▶ The request:
Restate the whole of the material. Keep every word, and drop the pictures.
==========
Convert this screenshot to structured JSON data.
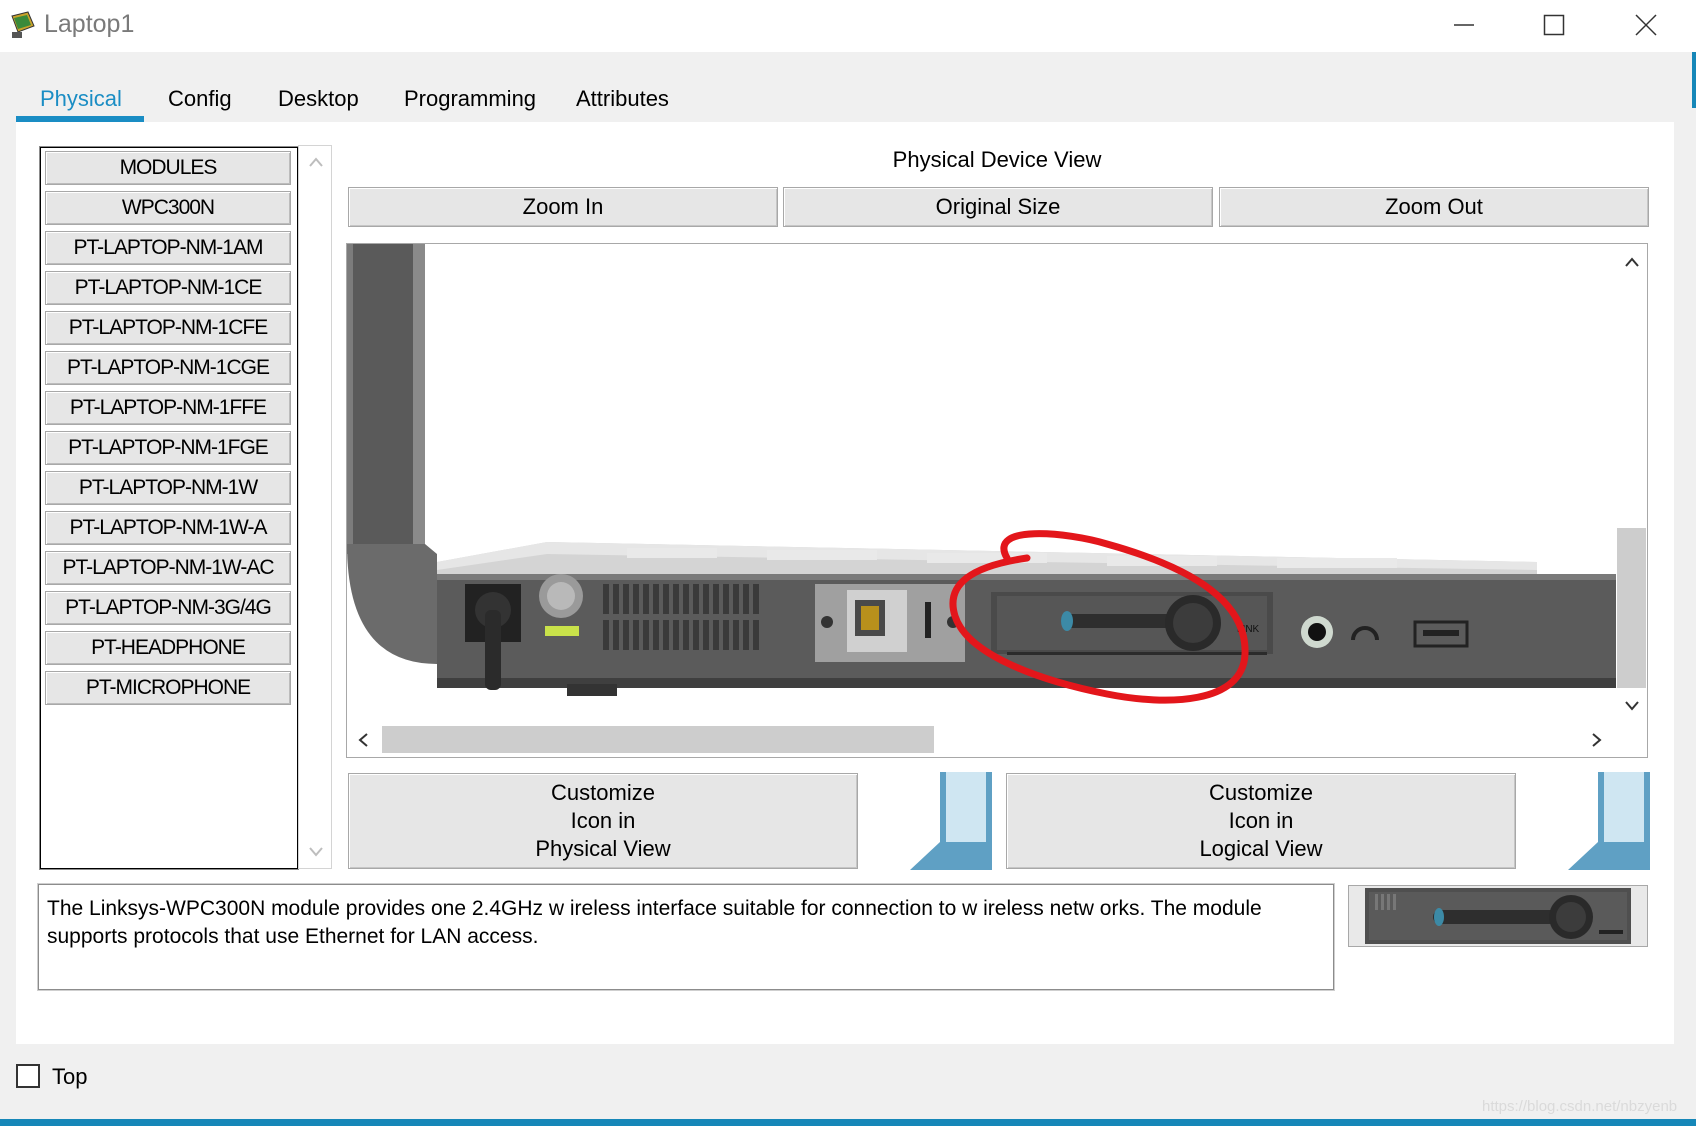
{
  "window": {
    "title": "Laptop1"
  },
  "tabs": [
    {
      "label": "Physical",
      "active": true
    },
    {
      "label": "Config"
    },
    {
      "label": "Desktop"
    },
    {
      "label": "Programming"
    },
    {
      "label": "Attributes"
    }
  ],
  "modules": [
    "MODULES",
    "WPC300N",
    "PT-LAPTOP-NM-1AM",
    "PT-LAPTOP-NM-1CE",
    "PT-LAPTOP-NM-1CFE",
    "PT-LAPTOP-NM-1CGE",
    "PT-LAPTOP-NM-1FFE",
    "PT-LAPTOP-NM-1FGE",
    "PT-LAPTOP-NM-1W",
    "PT-LAPTOP-NM-1W-A",
    "PT-LAPTOP-NM-1W-AC",
    "PT-LAPTOP-NM-3G/4G",
    "PT-HEADPHONE",
    "PT-MICROPHONE"
  ],
  "physical_view": {
    "title": "Physical Device View",
    "zoom_in": "Zoom In",
    "original_size": "Original Size",
    "zoom_out": "Zoom Out",
    "module_label": "LINK"
  },
  "customize": {
    "physical": [
      "Customize",
      "Icon in",
      "Physical View"
    ],
    "logical": [
      "Customize",
      "Icon in",
      "Logical View"
    ]
  },
  "description": "The Linksys-WPC300N module provides one 2.4GHz w ireless interface suitable for connection to w ireless netw orks. The module supports protocols that use Ethernet for LAN access.",
  "footer": {
    "top_label": "Top",
    "top_checked": false,
    "watermark": "https://blog.csdn.net/nbzyenb"
  },
  "colors": {
    "accent": "#1a8dc4",
    "annotation": "#e3161b"
  }
}
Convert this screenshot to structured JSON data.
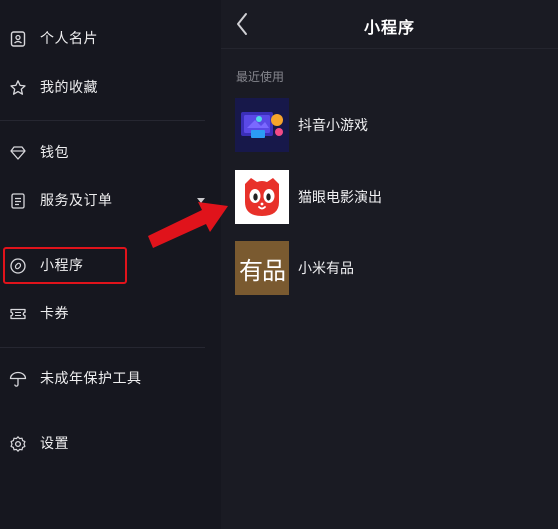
{
  "drawer": {
    "items": [
      {
        "label": "个人名片",
        "icon": "id-card-icon"
      },
      {
        "label": "我的收藏",
        "icon": "star-icon"
      },
      {
        "label": "钱包",
        "icon": "diamond-icon"
      },
      {
        "label": "服务及订单",
        "icon": "document-icon"
      },
      {
        "label": "小程序",
        "icon": "link-icon"
      },
      {
        "label": "卡券",
        "icon": "ticket-icon"
      },
      {
        "label": "未成年保护工具",
        "icon": "umbrella-icon"
      },
      {
        "label": "设置",
        "icon": "gear-icon"
      }
    ]
  },
  "panel": {
    "title": "小程序",
    "section_label": "最近使用",
    "apps": [
      {
        "name": "抖音小游戏",
        "icon": "douyin-game-icon"
      },
      {
        "name": "猫眼电影演出",
        "icon": "maoyan-cat-icon"
      },
      {
        "name": "小米有品",
        "icon": "xiaomi-youpin-icon",
        "icon_text": "有品"
      }
    ]
  },
  "colors": {
    "highlight": "#e0131b",
    "drawer_bg": "#16171f",
    "panel_bg": "#1a1b23",
    "maoyan_red": "#e8312a",
    "youpin_brown": "#7a5a30"
  }
}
==========
▶ Solution for this exercise:
Convert this screenshot to structured JSON data.
{
  "window": {
    "title": "Laptop1"
  },
  "tabs": [
    {
      "label": "Physical",
      "active": true
    },
    {
      "label": "Config"
    },
    {
      "label": "Desktop"
    },
    {
      "label": "Programming"
    },
    {
      "label": "Attributes"
    }
  ],
  "modules": [
    "MODULES",
    "WPC300N",
    "PT-LAPTOP-NM-1AM",
    "PT-LAPTOP-NM-1CE",
    "PT-LAPTOP-NM-1CFE",
    "PT-LAPTOP-NM-1CGE",
    "PT-LAPTOP-NM-1FFE",
    "PT-LAPTOP-NM-1FGE",
    "PT-LAPTOP-NM-1W",
    "PT-LAPTOP-NM-1W-A",
    "PT-LAPTOP-NM-1W-AC",
    "PT-LAPTOP-NM-3G/4G",
    "PT-HEADPHONE",
    "PT-MICROPHONE"
  ],
  "physical_view": {
    "title": "Physical Device View",
    "zoom_in": "Zoom In",
    "original_size": "Original Size",
    "zoom_out": "Zoom Out",
    "module_label": "LINK"
  },
  "customize": {
    "physical": [
      "Customize",
      "Icon in",
      "Physical View"
    ],
    "logical": [
      "Customize",
      "Icon in",
      "Logical View"
    ]
  },
  "description": "The Linksys-WPC300N module provides one 2.4GHz w ireless interface suitable for connection to w ireless netw orks. The module supports protocols that use Ethernet for LAN access.",
  "footer": {
    "top_label": "Top",
    "top_checked": false,
    "watermark": "https://blog.csdn.net/nbzyenb"
  },
  "colors": {
    "accent": "#1a8dc4",
    "annotation": "#e3161b"
  }
}
Convert this screenshot to structured JSON data.
{
  "drawer": {
    "items": [
      {
        "label": "个人名片",
        "icon": "id-card-icon"
      },
      {
        "label": "我的收藏",
        "icon": "star-icon"
      },
      {
        "label": "钱包",
        "icon": "diamond-icon"
      },
      {
        "label": "服务及订单",
        "icon": "document-icon"
      },
      {
        "label": "小程序",
        "icon": "link-icon"
      },
      {
        "label": "卡券",
        "icon": "ticket-icon"
      },
      {
        "label": "未成年保护工具",
        "icon": "umbrella-icon"
      },
      {
        "label": "设置",
        "icon": "gear-icon"
      }
    ]
  },
  "panel": {
    "title": "小程序",
    "section_label": "最近使用",
    "apps": [
      {
        "name": "抖音小游戏",
        "icon": "douyin-game-icon"
      },
      {
        "name": "猫眼电影演出",
        "icon": "maoyan-cat-icon"
      },
      {
        "name": "小米有品",
        "icon": "xiaomi-youpin-icon",
        "icon_text": "有品"
      }
    ]
  },
  "colors": {
    "highlight": "#e0131b",
    "drawer_bg": "#16171f",
    "panel_bg": "#1a1b23",
    "maoyan_red": "#e8312a",
    "youpin_brown": "#7a5a30"
  }
}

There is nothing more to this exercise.